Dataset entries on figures
== Segment start ==

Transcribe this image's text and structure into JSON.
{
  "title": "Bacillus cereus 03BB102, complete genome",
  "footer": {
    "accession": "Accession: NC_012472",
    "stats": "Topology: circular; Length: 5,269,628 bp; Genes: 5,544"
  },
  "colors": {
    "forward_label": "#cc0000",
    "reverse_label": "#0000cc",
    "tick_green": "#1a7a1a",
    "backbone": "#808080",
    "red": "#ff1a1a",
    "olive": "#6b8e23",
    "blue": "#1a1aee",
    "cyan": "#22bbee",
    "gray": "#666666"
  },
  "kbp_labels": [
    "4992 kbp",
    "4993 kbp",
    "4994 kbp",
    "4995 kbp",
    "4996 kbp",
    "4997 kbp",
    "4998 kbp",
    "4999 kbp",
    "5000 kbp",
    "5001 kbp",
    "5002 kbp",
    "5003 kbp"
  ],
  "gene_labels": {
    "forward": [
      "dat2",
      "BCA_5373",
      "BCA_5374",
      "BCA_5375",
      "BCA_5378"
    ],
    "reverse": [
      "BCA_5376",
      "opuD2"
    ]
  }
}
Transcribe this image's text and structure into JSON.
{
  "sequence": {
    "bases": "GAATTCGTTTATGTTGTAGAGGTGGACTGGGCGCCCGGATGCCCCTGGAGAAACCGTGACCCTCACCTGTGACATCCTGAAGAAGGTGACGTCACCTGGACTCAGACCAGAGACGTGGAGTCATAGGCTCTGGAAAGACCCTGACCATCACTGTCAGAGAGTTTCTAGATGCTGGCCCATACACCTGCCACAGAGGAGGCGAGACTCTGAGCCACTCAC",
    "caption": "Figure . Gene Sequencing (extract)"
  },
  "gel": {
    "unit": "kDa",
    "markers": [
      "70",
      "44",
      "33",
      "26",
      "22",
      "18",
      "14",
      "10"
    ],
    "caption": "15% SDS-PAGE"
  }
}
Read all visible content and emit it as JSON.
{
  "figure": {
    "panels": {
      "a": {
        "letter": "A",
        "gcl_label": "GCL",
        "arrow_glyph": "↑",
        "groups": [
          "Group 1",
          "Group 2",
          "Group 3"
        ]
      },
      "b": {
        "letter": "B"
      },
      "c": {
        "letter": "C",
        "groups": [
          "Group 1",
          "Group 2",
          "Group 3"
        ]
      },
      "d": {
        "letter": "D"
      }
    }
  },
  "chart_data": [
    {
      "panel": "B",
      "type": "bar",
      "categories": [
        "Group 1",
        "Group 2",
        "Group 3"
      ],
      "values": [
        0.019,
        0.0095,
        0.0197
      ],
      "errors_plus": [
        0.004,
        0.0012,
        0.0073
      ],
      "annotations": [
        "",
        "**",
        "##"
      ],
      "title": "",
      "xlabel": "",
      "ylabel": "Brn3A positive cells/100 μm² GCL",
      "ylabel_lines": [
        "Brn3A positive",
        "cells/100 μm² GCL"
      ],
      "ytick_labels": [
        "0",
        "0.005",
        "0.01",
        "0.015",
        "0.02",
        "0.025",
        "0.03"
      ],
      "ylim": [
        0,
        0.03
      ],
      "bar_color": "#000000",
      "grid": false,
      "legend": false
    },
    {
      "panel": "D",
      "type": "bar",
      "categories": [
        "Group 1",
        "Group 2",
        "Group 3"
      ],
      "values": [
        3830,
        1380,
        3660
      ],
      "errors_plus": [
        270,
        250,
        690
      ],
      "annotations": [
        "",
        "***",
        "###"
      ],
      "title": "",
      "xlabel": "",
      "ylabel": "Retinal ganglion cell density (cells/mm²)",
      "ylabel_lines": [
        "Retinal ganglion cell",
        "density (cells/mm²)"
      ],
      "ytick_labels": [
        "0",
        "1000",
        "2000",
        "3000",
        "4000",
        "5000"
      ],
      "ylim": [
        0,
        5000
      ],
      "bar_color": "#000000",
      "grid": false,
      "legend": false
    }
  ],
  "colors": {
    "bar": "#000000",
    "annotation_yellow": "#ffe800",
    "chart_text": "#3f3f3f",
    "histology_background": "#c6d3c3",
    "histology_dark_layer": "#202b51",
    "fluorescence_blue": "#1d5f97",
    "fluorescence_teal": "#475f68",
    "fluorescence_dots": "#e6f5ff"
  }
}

== Segment end ==

ABOUT THIS TASK
The records above should be transcribed in full, with no differences.

THE COMPLETED TASK
Transcribe this image's text and structure into JSON.
{
  "title": "Bacillus cereus 03BB102, complete genome",
  "footer": {
    "accession": "Accession: NC_012472",
    "stats": "Topology: circular; Length: 5,269,628 bp; Genes: 5,544"
  },
  "colors": {
    "forward_label": "#cc0000",
    "reverse_label": "#0000cc",
    "tick_green": "#1a7a1a",
    "backbone": "#808080",
    "red": "#ff1a1a",
    "olive": "#6b8e23",
    "blue": "#1a1aee",
    "cyan": "#22bbee",
    "gray": "#666666"
  },
  "kbp_labels": [
    "4992 kbp",
    "4993 kbp",
    "4994 kbp",
    "4995 kbp",
    "4996 kbp",
    "4997 kbp",
    "4998 kbp",
    "4999 kbp",
    "5000 kbp",
    "5001 kbp",
    "5002 kbp",
    "5003 kbp"
  ],
  "gene_labels": {
    "forward": [
      "dat2",
      "BCA_5373",
      "BCA_5374",
      "BCA_5375",
      "BCA_5378"
    ],
    "reverse": [
      "BCA_5376",
      "opuD2"
    ]
  }
}
Transcribe this image's text and structure into JSON.
{
  "sequence": {
    "bases": "GAATTCGTTTATGTTGTAGAGGTGGACTGGGCGCCCGGATGCCCCTGGAGAAACCGTGACCCTCACCTGTGACATCCTGAAGAAGGTGACGTCACCTGGACTCAGACCAGAGACGTGGAGTCATAGGCTCTGGAAAGACCCTGACCATCACTGTCAGAGAGTTTCTAGATGCTGGCCCATACACCTGCCACAGAGGAGGCGAGACTCTGAGCCACTCAC",
    "caption": "Figure . Gene Sequencing (extract)"
  },
  "gel": {
    "unit": "kDa",
    "markers": [
      "70",
      "44",
      "33",
      "26",
      "22",
      "18",
      "14",
      "10"
    ],
    "caption": "15% SDS-PAGE"
  }
}
Read all visible content and emit it as JSON.
{
  "figure": {
    "panels": {
      "a": {
        "letter": "A",
        "gcl_label": "GCL",
        "arrow_glyph": "↑",
        "groups": [
          "Group 1",
          "Group 2",
          "Group 3"
        ]
      },
      "b": {
        "letter": "B"
      },
      "c": {
        "letter": "C",
        "groups": [
          "Group 1",
          "Group 2",
          "Group 3"
        ]
      },
      "d": {
        "letter": "D"
      }
    }
  },
  "chart_data": [
    {
      "panel": "B",
      "type": "bar",
      "categories": [
        "Group 1",
        "Group 2",
        "Group 3"
      ],
      "values": [
        0.019,
        0.0095,
        0.0197
      ],
      "errors_plus": [
        0.004,
        0.0012,
        0.0073
      ],
      "annotations": [
        "",
        "**",
        "##"
      ],
      "title": "",
      "xlabel": "",
      "ylabel": "Brn3A positive cells/100 μm² GCL",
      "ylabel_lines": [
        "Brn3A positive",
        "cells/100 μm² GCL"
      ],
      "ytick_labels": [
        "0",
        "0.005",
        "0.01",
        "0.015",
        "0.02",
        "0.025",
        "0.03"
      ],
      "ylim": [
        0,
        0.03
      ],
      "bar_color": "#000000",
      "grid": false,
      "legend": false
    },
    {
      "panel": "D",
      "type": "bar",
      "categories": [
        "Group 1",
        "Group 2",
        "Group 3"
      ],
      "values": [
        3830,
        1380,
        3660
      ],
      "errors_plus": [
        270,
        250,
        690
      ],
      "annotations": [
        "",
        "***",
        "###"
      ],
      "title": "",
      "xlabel": "",
      "ylabel": "Retinal ganglion cell density (cells/mm²)",
      "ylabel_lines": [
        "Retinal ganglion cell",
        "density (cells/mm²)"
      ],
      "ytick_labels": [
        "0",
        "1000",
        "2000",
        "3000",
        "4000",
        "5000"
      ],
      "ylim": [
        0,
        5000
      ],
      "bar_color": "#000000",
      "grid": false,
      "legend": false
    }
  ],
  "colors": {
    "bar": "#000000",
    "annotation_yellow": "#ffe800",
    "chart_text": "#3f3f3f",
    "histology_background": "#c6d3c3",
    "histology_dark_layer": "#202b51",
    "fluorescence_blue": "#1d5f97",
    "fluorescence_teal": "#475f68",
    "fluorescence_dots": "#e6f5ff"
  }
}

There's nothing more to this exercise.